**WHAT TO PRODUCE:** Retype the passage of the Neil Simon obituary starting with "Simon, who was" and going on through "radio comedy sketch.".

**EXCERPTED PASSAGE:**
Neil Simon, the acclaimed playwright behind the “The Odd Couple” and “Plaza Suite,” has died at the age of 91.
Acclaimed playwright and screenwriter Neil Simon, the famed creator of “The Odd Couple,” has died. He was 91.
The prolific writer died of complications from pneumonia at NewYork-Presbyterian Hospital in Manhattan, according to a statement from his longtime friend and publicist, Bill Evans.
Simon’s family was at his bedside, added Evans, who donated a kidney to Simon in 2004.
Simon, who was born in The Bronx and grew up in Washington Heights, won a Pulitzer Prize, four Tony Awards, a Kennedy Center honor and a Golden Globe Award.
In 1983, he also became the only living playwright to have a Broadway theater — the Neil Simon Theatre — named after him.
Simon had been plagued by kidney problems for nearly two decades, and in 2004 underwent transplant surgery with an organ donated by his longtime friend and publicist, Bill Evans.
Simon was working in the mailroom at the Manhattan offices of Warner Bros. when he and his older brother, Danny, broke into the entertainment industry with a radio comedy sketch.
They wrote material for stars including Jackie Gleason and Milton Berle before being hired for Sid Caesar and Imogene Coca’s legendary TV program “Your Show of Shows,” joining a stable of comedic scribes that included fellow future legends Mel Brooks, Woody Allen and Carl Reiner.

(Items from a data source)
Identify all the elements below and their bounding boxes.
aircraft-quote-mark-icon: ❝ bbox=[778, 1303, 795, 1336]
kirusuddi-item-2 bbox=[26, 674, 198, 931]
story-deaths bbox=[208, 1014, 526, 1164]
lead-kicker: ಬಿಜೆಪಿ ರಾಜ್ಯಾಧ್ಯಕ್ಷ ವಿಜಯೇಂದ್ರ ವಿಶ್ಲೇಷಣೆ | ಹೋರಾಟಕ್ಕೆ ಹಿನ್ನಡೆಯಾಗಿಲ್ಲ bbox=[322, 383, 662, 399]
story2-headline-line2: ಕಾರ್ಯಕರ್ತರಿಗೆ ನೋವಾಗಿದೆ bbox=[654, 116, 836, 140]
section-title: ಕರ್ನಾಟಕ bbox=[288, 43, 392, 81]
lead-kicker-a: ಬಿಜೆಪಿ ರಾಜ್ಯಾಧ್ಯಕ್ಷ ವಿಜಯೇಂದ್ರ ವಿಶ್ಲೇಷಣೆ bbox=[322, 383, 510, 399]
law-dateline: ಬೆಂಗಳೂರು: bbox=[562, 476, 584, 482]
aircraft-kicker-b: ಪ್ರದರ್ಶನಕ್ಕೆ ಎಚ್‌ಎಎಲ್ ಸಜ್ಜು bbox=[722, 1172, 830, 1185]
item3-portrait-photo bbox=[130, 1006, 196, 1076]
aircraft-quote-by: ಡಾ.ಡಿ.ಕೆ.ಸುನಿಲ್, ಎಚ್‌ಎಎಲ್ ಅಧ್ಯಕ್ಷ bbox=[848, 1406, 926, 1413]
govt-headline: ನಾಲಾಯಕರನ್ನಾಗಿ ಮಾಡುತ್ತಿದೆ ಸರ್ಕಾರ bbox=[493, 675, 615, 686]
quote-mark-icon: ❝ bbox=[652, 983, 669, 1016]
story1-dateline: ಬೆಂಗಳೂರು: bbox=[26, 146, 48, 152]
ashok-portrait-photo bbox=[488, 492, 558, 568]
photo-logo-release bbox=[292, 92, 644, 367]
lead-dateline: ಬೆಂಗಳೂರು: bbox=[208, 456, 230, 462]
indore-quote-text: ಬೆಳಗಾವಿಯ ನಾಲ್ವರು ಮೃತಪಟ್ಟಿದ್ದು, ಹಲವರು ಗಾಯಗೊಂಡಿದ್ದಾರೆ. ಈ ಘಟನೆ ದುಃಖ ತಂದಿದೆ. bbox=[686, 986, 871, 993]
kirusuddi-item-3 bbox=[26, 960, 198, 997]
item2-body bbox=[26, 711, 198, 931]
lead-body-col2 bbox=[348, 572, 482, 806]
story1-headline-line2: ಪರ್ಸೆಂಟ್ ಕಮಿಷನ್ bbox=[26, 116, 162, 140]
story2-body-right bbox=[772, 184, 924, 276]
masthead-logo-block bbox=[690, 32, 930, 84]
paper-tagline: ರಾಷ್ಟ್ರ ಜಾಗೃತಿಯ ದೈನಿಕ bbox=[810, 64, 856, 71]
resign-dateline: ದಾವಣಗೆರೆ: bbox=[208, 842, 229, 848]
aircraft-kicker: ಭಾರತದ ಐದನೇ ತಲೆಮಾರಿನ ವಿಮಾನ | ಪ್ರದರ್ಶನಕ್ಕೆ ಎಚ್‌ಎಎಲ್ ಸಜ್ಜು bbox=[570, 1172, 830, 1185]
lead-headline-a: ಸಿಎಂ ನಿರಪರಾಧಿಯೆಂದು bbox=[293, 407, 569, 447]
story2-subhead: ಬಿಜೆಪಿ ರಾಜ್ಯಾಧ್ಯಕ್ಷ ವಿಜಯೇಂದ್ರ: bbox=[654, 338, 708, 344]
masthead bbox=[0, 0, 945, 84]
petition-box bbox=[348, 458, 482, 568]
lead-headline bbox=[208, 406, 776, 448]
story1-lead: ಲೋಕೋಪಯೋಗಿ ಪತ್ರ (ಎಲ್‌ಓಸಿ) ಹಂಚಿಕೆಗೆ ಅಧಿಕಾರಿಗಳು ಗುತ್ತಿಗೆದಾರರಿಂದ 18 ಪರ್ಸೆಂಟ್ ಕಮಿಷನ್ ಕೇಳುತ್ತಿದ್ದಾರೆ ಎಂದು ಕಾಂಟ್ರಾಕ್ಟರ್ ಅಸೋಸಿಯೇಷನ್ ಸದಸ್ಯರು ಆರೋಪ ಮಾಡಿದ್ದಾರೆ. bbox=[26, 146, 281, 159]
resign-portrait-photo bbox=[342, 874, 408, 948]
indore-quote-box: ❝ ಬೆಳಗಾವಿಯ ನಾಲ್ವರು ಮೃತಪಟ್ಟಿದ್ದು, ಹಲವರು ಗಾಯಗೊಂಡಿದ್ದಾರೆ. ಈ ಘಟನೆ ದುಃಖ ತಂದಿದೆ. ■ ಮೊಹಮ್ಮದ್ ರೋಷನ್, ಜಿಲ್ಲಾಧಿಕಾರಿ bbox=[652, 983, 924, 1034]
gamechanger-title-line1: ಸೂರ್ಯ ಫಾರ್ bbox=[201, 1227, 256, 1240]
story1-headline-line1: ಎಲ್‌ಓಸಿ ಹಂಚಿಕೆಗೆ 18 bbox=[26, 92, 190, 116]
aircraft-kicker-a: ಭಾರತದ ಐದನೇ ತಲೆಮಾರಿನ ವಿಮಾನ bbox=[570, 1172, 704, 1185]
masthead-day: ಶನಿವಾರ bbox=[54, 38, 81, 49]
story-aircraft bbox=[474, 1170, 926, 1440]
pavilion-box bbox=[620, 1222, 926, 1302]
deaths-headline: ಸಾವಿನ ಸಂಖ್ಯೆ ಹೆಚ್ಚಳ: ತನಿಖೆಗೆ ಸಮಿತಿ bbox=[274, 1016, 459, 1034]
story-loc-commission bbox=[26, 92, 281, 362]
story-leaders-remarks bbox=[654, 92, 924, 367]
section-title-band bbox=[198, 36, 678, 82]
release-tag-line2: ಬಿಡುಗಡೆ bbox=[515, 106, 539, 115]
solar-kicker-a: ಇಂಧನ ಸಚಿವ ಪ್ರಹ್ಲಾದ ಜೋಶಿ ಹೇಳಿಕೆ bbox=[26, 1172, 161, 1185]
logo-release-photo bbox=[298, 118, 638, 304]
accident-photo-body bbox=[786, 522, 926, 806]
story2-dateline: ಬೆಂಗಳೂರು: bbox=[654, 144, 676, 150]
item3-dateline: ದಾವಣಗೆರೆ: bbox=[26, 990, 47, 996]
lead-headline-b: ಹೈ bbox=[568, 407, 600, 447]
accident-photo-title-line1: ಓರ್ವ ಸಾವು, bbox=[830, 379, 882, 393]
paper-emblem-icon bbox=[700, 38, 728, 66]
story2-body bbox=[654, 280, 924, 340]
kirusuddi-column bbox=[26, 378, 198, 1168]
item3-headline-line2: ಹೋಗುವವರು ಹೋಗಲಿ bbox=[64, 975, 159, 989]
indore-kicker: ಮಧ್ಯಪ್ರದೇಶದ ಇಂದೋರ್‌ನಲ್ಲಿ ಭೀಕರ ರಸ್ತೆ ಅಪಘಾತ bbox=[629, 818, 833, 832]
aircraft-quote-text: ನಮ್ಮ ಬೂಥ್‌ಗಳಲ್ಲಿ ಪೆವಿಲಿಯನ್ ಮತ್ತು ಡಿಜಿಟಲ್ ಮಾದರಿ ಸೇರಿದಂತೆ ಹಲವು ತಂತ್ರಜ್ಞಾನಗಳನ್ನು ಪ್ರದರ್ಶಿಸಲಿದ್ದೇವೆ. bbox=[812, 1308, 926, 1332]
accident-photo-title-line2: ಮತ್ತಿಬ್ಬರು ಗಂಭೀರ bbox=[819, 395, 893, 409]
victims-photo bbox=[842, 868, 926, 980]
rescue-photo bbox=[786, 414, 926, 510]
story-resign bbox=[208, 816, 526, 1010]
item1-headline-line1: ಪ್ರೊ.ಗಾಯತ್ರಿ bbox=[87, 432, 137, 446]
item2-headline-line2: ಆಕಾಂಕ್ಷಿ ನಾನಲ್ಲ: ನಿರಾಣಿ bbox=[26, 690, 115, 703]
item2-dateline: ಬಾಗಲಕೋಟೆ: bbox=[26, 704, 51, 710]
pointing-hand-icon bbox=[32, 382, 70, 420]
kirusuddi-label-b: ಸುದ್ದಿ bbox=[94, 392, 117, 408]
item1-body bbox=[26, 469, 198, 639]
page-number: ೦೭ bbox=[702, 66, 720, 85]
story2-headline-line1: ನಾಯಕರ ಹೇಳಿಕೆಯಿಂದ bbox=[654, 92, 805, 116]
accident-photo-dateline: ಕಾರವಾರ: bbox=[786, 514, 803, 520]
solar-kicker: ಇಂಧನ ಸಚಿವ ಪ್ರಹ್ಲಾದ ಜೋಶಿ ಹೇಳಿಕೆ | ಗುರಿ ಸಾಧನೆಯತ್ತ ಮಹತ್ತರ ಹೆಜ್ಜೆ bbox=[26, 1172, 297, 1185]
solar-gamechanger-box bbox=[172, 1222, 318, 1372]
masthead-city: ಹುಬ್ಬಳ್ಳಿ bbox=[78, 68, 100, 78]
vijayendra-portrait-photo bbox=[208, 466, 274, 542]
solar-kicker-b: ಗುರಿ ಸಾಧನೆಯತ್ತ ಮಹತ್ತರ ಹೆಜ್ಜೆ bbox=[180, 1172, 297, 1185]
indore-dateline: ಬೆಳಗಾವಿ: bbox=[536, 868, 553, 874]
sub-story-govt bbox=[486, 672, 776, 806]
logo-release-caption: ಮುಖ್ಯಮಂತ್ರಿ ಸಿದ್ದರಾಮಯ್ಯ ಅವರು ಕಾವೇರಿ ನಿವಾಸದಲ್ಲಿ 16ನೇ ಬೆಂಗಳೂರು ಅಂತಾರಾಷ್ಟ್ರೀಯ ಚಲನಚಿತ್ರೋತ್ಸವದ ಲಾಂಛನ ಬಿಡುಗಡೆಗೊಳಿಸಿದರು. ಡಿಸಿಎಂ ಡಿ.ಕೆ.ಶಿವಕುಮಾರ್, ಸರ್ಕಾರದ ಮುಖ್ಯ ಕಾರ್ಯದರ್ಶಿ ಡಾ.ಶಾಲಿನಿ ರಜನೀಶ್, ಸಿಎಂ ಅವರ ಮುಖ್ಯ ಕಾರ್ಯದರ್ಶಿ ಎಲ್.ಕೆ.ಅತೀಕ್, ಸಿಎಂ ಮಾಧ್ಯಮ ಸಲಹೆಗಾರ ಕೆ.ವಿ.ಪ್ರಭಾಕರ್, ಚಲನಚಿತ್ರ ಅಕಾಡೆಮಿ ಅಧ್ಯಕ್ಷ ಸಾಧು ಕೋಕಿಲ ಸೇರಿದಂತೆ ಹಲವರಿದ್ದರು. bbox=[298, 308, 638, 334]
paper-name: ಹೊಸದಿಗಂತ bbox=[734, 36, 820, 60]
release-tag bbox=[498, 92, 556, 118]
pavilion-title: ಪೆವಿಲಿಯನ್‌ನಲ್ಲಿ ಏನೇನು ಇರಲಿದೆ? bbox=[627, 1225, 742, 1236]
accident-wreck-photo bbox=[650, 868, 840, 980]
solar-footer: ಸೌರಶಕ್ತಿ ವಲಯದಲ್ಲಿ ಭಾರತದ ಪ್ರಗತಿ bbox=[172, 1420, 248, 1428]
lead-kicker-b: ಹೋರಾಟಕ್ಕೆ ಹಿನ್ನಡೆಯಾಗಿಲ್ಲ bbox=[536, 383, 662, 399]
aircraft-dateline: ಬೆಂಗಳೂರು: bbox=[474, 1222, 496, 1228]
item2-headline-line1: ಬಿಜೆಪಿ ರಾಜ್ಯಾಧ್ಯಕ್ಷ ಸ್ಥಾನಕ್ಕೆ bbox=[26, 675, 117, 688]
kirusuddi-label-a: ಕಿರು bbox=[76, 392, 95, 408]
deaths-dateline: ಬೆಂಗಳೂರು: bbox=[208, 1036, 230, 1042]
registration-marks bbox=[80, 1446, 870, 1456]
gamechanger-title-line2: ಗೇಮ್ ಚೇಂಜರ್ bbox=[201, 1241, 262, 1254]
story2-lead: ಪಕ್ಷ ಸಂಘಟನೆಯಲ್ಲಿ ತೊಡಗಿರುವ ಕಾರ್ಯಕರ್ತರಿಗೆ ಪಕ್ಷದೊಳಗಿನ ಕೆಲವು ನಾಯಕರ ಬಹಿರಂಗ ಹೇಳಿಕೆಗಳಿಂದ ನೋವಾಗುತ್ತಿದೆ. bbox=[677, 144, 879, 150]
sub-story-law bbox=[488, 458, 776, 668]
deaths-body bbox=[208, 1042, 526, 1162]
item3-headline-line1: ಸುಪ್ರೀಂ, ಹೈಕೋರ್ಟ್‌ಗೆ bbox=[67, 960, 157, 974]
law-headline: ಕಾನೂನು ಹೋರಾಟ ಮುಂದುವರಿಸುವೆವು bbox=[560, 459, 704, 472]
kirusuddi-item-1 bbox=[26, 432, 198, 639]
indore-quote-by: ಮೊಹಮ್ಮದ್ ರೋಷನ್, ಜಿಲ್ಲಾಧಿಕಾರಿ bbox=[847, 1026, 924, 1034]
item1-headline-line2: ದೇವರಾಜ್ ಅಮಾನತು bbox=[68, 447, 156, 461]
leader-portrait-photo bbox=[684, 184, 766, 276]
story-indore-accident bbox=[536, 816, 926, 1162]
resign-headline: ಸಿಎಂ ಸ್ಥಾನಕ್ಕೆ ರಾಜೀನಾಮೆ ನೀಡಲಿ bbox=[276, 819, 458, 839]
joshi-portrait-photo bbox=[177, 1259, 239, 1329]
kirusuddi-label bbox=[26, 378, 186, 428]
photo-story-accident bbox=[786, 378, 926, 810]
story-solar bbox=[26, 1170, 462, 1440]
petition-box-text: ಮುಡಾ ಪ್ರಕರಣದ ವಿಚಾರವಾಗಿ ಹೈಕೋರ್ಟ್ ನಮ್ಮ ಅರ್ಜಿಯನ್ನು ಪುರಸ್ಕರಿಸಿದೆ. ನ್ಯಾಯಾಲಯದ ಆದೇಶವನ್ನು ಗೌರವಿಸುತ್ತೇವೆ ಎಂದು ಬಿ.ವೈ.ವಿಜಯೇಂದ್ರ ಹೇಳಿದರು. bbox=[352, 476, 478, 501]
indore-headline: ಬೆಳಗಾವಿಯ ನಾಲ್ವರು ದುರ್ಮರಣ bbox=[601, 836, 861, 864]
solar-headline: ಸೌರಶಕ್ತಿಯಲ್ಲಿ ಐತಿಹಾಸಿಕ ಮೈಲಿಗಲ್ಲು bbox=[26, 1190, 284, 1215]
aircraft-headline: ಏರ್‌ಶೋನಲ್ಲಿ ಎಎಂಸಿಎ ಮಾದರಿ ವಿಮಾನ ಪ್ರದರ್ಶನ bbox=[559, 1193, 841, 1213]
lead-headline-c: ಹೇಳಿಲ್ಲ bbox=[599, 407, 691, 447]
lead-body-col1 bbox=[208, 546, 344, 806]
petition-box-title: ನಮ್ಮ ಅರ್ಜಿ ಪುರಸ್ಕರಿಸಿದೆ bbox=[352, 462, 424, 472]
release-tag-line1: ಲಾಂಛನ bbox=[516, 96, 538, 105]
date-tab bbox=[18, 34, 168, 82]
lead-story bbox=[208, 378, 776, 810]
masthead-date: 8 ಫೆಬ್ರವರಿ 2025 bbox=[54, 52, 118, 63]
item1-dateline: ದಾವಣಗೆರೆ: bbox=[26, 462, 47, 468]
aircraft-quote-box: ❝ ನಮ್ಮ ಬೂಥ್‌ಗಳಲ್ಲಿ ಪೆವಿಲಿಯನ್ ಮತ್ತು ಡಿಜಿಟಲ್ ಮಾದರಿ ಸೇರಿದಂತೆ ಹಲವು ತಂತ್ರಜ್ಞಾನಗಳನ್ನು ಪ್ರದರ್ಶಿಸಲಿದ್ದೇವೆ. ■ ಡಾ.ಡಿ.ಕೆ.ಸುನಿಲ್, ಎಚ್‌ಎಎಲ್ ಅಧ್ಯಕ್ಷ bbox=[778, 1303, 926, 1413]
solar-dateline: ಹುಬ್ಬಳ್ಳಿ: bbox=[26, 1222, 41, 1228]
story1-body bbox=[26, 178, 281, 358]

**YOUR SOLUTION:**
Simon, who was born in The Bronx and grew up in Washington Heights, won a Pulitzer Prize, four Tony Awards, a Kennedy Center honor and a Golden Globe Award.
In 1983, he also became the only living playwright to have a Broadway theater — the Neil Simon Theatre — named after him.
Simon had been plagued by kidney problems for nearly two decades, and in 2004 underwent transplant surgery with an organ donated by his longtime friend and publicist, Bill Evans.
Simon was working in the mailroom at the Manhattan offices of Warner Bros. when he and his older brother, Danny, broke into the entertainment industry with a radio comedy sketch.